WORK REQUIRED
Omit all pictures. Quote the lines from the one with "Transcribe this image's" through the end of the listing below, exactly as they appear.

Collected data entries

'''

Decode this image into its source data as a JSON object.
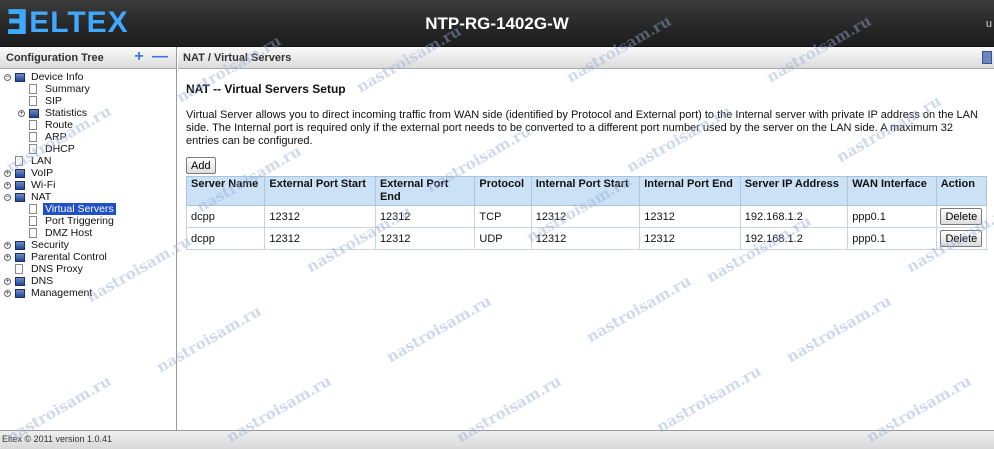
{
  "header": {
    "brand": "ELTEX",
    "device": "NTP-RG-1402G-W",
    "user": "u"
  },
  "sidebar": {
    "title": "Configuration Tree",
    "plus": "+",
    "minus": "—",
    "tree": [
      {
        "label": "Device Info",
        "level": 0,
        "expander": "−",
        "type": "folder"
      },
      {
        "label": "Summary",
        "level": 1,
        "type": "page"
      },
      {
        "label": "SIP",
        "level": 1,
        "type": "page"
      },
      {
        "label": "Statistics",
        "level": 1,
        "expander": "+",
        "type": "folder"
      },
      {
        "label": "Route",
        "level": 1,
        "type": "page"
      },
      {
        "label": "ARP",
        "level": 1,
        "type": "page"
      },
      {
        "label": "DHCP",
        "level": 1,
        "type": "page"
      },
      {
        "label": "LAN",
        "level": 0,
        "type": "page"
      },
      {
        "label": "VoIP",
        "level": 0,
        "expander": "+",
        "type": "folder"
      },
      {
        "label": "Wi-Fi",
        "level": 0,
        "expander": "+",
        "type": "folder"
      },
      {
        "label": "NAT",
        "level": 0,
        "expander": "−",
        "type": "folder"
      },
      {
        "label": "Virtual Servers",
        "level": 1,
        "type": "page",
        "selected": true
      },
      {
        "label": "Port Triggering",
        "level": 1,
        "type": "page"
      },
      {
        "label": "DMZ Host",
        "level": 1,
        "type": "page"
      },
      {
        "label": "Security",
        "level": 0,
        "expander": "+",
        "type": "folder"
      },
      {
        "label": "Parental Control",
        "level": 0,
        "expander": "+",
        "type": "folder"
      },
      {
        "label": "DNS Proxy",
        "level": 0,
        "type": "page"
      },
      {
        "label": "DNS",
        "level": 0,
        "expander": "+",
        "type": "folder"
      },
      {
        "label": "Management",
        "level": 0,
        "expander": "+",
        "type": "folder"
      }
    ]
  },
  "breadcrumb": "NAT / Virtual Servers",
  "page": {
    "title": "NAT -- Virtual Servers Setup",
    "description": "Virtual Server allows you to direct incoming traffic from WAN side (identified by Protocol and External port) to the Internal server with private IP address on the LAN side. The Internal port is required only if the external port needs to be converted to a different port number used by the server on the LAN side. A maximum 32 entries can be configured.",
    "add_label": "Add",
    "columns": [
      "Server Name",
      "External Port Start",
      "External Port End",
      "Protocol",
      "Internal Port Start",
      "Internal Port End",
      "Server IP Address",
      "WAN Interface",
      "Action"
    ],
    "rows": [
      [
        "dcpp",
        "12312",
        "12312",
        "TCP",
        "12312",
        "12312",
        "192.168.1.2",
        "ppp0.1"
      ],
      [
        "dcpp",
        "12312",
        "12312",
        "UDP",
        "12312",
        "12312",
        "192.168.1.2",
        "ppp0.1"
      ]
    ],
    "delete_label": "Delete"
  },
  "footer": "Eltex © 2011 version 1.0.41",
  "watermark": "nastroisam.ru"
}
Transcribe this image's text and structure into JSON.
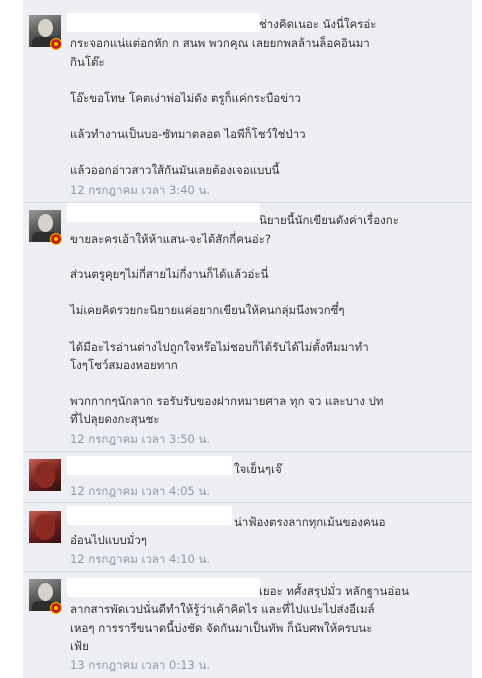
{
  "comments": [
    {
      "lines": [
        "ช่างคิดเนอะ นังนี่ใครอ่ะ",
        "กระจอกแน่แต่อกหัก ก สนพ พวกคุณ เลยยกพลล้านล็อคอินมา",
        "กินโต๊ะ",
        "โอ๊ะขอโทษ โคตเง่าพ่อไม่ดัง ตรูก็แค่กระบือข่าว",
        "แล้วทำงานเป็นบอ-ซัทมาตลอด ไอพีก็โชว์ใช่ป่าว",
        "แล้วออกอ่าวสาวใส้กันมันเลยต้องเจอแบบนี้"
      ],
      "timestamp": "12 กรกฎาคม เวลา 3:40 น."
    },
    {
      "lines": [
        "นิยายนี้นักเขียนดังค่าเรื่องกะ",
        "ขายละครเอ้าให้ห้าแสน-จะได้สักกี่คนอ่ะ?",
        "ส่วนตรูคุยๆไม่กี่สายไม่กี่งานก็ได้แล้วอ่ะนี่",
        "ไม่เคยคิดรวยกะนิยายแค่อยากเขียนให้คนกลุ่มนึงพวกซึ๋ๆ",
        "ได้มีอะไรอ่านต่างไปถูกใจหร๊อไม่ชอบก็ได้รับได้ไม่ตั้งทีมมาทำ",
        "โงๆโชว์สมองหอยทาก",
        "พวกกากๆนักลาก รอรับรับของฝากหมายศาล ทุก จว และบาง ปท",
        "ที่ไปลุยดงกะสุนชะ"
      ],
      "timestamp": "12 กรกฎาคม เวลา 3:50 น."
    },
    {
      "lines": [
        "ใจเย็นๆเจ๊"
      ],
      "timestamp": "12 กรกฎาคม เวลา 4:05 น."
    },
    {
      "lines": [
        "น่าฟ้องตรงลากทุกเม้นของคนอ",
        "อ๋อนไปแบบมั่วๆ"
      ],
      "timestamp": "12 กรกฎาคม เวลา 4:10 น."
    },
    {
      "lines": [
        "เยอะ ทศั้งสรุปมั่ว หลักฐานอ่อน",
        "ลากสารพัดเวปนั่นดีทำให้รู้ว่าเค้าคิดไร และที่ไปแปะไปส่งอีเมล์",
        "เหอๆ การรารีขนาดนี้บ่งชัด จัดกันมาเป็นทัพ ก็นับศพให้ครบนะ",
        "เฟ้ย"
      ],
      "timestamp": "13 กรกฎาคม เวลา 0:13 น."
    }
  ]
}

'''

COMPLETE ANSWER
Transcribe this image's text and structure into JSON.
{
  "comments": [
    {
      "lines": [
        "ช่างคิดเนอะ นังนี่ใครอ่ะ",
        "กระจอกแน่แต่อกหัก ก สนพ พวกคุณ เลยยกพลล้านล็อคอินมา",
        "กินโต๊ะ",
        "โอ๊ะขอโทษ โคตเง่าพ่อไม่ดัง ตรูก็แค่กระบือข่าว",
        "แล้วทำงานเป็นบอ-ซัทมาตลอด ไอพีก็โชว์ใช่ป่าว",
        "แล้วออกอ่าวสาวใส้กันมันเลยต้องเจอแบบนี้"
      ],
      "timestamp": "12 กรกฎาคม เวลา 3:40 น."
    },
    {
      "lines": [
        "นิยายนี้นักเขียนดังค่าเรื่องกะ",
        "ขายละครเอ้าให้ห้าแสน-จะได้สักกี่คนอ่ะ?",
        "ส่วนตรูคุยๆไม่กี่สายไม่กี่งานก็ได้แล้วอ่ะนี่",
        "ไม่เคยคิดรวยกะนิยายแค่อยากเขียนให้คนกลุ่มนึงพวกซึ๋ๆ",
        "ได้มีอะไรอ่านต่างไปถูกใจหร๊อไม่ชอบก็ได้รับได้ไม่ตั้งทีมมาทำ",
        "โงๆโชว์สมองหอยทาก",
        "พวกกากๆนักลาก รอรับรับของฝากหมายศาล ทุก จว และบาง ปท",
        "ที่ไปลุยดงกะสุนชะ"
      ],
      "timestamp": "12 กรกฎาคม เวลา 3:50 น."
    },
    {
      "lines": [
        "ใจเย็นๆเจ๊"
      ],
      "timestamp": "12 กรกฎาคม เวลา 4:05 น."
    },
    {
      "lines": [
        "น่าฟ้องตรงลากทุกเม้นของคนอ",
        "อ๋อนไปแบบมั่วๆ"
      ],
      "timestamp": "12 กรกฎาคม เวลา 4:10 น."
    },
    {
      "lines": [
        "เยอะ ทศั้งสรุปมั่ว หลักฐานอ่อน",
        "ลากสารพัดเวปนั่นดีทำให้รู้ว่าเค้าคิดไร และที่ไปแปะไปส่งอีเมล์",
        "เหอๆ การรารีขนาดนี้บ่งชัด จัดกันมาเป็นทัพ ก็นับศพให้ครบนะ",
        "เฟ้ย"
      ],
      "timestamp": "13 กรกฎาคม เวลา 0:13 น."
    }
  ]
}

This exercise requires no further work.